-- start Dataset rows --

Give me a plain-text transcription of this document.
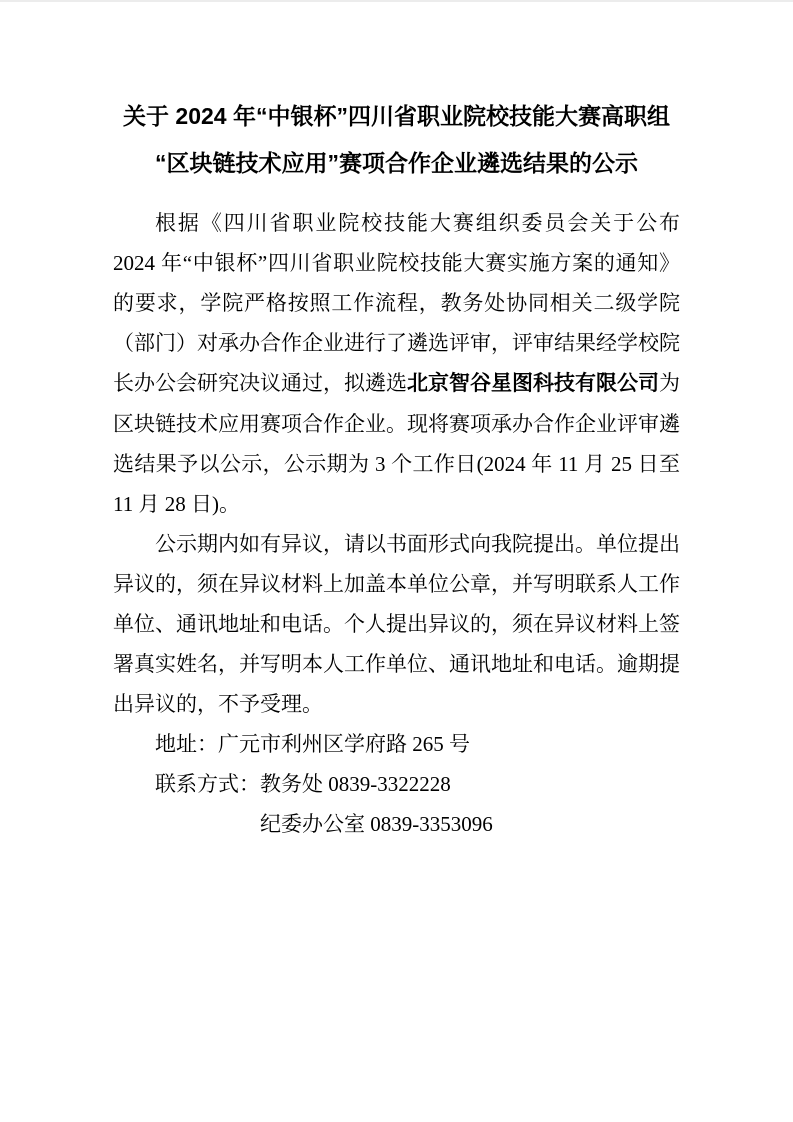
关于 2024 年“中银杯”四川省职业院校技能大赛高职组
“区块链技术应用”赛项合作企业遴选结果的公示

根据《四川省职业院校技能大赛组织委员会关于公布 2024 年“中银杯”四川省职业院校技能大赛实施方案的通知》的要求，学院严格按照工作流程，教务处协同相关二级学院（部门）对承办合作企业进行了遴选评审，评审结果经学校院长办公会研究决议通过，拟遴选北京智谷星图科技有限公司为区块链技术应用赛项合作企业。现将赛项承办合作企业评审遴选结果予以公示，公示期为 3 个工作日(2024 年 11 月 25 日至 11 月 28 日)。

公示期内如有异议，请以书面形式向我院提出。单位提出异议的，须在异议材料上加盖本单位公章，并写明联系人工作单位、通讯地址和电话。个人提出异议的，须在异议材料上签署真实姓名，并写明本人工作单位、通讯地址和电话。逾期提出异议的，不予受理。

地址：广元市利州区学府路 265 号

联系方式：教务处 0839-3322228

纪委办公室 0839-3353096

-- end Dataset rows --

What is asked: Your task is to transcribe all of the records precisely, with no images included.

Answer to the exercise:
Give me a plain-text transcription of this document.
关于 2024 年“中银杯”四川省职业院校技能大赛高职组
“区块链技术应用”赛项合作企业遴选结果的公示

根据《四川省职业院校技能大赛组织委员会关于公布 2024 年“中银杯”四川省职业院校技能大赛实施方案的通知》的要求，学院严格按照工作流程，教务处协同相关二级学院（部门）对承办合作企业进行了遴选评审，评审结果经学校院长办公会研究决议通过，拟遴选北京智谷星图科技有限公司为区块链技术应用赛项合作企业。现将赛项承办合作企业评审遴选结果予以公示，公示期为 3 个工作日(2024 年 11 月 25 日至 11 月 28 日)。

公示期内如有异议，请以书面形式向我院提出。单位提出异议的，须在异议材料上加盖本单位公章，并写明联系人工作单位、通讯地址和电话。个人提出异议的，须在异议材料上签署真实姓名，并写明本人工作单位、通讯地址和电话。逾期提出异议的，不予受理。

地址：广元市利州区学府路 265 号

联系方式：教务处 0839-3322228

纪委办公室 0839-3353096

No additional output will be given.